Start of MATERIAL PROVIDED

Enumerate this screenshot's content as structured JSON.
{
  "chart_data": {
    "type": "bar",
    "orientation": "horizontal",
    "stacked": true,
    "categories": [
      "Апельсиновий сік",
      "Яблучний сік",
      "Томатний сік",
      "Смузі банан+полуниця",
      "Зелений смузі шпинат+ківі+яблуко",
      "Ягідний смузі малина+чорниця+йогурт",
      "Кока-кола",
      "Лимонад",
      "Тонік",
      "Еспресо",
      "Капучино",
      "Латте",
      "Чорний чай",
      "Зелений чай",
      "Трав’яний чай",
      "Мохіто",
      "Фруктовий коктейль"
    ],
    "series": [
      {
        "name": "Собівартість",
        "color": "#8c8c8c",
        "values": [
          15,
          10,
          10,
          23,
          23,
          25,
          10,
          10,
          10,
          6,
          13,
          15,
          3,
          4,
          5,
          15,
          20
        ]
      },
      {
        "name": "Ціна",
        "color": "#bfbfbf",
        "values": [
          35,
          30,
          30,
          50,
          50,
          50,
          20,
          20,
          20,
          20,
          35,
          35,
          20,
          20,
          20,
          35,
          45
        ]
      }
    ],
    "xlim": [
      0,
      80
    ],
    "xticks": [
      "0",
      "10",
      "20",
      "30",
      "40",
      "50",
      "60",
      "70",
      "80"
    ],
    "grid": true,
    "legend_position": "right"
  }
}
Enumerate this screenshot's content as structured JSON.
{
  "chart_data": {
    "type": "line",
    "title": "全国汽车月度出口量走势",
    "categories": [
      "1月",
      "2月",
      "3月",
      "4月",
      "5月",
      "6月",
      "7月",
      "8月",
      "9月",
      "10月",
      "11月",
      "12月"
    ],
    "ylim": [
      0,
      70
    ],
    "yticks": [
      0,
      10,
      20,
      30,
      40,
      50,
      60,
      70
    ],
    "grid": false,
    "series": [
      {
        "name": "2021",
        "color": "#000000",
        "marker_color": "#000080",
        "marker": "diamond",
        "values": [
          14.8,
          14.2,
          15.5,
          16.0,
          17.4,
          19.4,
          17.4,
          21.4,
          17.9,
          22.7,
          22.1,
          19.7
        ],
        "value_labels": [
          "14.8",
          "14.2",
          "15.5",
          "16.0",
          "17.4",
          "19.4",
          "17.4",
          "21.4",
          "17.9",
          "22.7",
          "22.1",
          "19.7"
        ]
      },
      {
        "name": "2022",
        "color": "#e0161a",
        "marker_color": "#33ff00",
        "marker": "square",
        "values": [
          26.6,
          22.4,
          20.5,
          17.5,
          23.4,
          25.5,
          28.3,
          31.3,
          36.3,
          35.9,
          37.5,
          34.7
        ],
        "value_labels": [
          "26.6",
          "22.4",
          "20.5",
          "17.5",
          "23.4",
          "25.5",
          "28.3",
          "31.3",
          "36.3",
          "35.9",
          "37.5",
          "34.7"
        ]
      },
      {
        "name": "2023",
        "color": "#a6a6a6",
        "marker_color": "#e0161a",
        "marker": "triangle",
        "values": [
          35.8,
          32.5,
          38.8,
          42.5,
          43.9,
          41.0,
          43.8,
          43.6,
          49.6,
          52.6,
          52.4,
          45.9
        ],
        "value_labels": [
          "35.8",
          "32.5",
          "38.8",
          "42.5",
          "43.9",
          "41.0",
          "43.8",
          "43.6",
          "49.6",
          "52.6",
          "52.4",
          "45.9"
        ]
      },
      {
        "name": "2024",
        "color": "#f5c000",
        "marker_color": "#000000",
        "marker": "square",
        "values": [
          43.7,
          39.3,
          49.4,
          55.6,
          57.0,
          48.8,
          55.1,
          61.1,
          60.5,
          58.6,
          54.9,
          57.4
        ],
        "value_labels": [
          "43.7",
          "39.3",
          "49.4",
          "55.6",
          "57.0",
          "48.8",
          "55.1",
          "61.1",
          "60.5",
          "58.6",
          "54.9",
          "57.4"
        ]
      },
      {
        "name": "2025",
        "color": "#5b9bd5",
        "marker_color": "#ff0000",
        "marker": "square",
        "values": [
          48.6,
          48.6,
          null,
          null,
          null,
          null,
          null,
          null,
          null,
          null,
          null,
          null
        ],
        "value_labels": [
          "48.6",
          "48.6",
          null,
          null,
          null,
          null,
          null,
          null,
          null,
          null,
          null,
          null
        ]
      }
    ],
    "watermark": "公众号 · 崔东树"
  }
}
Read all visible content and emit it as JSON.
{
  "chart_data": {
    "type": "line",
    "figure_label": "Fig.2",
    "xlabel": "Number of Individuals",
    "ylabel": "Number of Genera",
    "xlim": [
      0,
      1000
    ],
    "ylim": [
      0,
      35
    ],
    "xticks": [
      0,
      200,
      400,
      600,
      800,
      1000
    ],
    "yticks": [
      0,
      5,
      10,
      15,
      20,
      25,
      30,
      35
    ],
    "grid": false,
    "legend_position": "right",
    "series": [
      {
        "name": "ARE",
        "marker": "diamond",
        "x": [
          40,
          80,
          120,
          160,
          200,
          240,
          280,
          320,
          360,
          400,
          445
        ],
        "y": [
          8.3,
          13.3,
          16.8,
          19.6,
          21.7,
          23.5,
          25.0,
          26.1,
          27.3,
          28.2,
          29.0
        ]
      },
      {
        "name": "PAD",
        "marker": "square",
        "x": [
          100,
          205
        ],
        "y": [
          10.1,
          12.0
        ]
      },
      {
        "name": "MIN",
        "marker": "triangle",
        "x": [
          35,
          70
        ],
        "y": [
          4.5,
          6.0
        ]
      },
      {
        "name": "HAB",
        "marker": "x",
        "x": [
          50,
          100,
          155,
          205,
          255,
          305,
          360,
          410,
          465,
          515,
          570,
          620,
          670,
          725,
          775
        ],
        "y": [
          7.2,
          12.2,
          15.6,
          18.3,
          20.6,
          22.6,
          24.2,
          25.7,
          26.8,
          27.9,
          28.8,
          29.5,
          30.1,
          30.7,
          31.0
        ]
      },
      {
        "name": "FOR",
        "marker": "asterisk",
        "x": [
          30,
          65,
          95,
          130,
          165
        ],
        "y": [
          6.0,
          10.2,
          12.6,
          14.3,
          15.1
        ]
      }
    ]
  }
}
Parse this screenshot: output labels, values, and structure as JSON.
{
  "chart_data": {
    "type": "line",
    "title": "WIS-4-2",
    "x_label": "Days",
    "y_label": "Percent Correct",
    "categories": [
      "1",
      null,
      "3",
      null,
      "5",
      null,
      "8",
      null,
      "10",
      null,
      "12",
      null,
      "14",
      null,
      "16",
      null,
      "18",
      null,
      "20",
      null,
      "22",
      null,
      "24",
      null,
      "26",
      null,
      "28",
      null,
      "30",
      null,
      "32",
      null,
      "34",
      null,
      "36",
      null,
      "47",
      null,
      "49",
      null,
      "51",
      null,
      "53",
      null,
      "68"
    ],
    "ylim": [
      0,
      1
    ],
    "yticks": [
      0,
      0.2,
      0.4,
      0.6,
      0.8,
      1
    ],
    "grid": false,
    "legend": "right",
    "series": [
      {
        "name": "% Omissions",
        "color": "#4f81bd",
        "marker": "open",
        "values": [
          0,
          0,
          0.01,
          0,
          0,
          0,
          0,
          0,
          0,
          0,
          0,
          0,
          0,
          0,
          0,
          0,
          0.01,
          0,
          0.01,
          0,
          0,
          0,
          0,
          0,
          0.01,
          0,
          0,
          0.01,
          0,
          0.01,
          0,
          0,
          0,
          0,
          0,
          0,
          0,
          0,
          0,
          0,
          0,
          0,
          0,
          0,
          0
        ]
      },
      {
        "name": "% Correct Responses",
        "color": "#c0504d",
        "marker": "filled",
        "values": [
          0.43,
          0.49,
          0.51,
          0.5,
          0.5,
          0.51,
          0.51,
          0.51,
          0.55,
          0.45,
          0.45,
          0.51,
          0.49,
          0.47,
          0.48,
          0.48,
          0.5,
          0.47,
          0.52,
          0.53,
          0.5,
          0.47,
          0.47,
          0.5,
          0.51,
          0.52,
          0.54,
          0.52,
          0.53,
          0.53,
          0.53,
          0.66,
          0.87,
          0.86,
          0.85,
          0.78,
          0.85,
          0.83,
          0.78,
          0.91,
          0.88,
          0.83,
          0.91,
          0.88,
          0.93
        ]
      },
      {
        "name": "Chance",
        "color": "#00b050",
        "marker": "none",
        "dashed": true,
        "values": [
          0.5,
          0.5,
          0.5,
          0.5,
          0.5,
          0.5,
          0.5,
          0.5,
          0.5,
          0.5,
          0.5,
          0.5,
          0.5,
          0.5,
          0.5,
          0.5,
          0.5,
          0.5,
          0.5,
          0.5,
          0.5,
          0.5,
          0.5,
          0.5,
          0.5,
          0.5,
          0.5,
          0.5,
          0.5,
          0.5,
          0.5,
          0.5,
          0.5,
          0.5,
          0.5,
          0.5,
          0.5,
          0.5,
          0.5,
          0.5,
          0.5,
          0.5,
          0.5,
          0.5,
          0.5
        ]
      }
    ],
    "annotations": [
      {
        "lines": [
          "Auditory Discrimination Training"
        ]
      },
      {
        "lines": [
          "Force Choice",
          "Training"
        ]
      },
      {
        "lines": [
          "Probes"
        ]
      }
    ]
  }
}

End of MATERIAL PROVIDED

WRITTEN TASK: Pull out all lines from the entries above in which the word "Training" appears.

IN RESPONSE:
          "Auditory Discrimination Training"
          "Training"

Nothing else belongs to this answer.